• _OBJECTIVE_
What follows is a listing; give it again exactly, in its entirety.

Source records
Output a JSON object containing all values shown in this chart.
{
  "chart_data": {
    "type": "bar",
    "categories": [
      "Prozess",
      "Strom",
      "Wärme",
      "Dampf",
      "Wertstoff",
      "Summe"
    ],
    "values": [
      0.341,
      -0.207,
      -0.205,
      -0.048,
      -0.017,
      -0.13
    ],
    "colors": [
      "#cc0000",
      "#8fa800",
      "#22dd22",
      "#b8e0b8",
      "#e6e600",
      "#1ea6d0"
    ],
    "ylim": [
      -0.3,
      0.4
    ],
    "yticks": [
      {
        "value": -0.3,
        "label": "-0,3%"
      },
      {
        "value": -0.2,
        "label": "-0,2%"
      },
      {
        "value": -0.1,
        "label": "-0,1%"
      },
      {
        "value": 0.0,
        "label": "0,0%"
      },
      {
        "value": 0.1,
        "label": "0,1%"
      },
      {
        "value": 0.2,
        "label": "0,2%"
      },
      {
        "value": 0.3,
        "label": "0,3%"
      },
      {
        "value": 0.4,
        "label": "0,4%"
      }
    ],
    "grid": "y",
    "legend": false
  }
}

• _FULL RESPONSE_
Output a JSON object containing all values shown in this chart.
{
  "chart_data": {
    "type": "bar",
    "categories": [
      "Prozess",
      "Strom",
      "Wärme",
      "Dampf",
      "Wertstoff",
      "Summe"
    ],
    "values": [
      0.341,
      -0.207,
      -0.205,
      -0.048,
      -0.017,
      -0.13
    ],
    "colors": [
      "#cc0000",
      "#8fa800",
      "#22dd22",
      "#b8e0b8",
      "#e6e600",
      "#1ea6d0"
    ],
    "ylim": [
      -0.3,
      0.4
    ],
    "yticks": [
      {
        "value": -0.3,
        "label": "-0,3%"
      },
      {
        "value": -0.2,
        "label": "-0,2%"
      },
      {
        "value": -0.1,
        "label": "-0,1%"
      },
      {
        "value": 0.0,
        "label": "0,0%"
      },
      {
        "value": 0.1,
        "label": "0,1%"
      },
      {
        "value": 0.2,
        "label": "0,2%"
      },
      {
        "value": 0.3,
        "label": "0,3%"
      },
      {
        "value": 0.4,
        "label": "0,4%"
      }
    ],
    "grid": "y",
    "legend": false
  }
}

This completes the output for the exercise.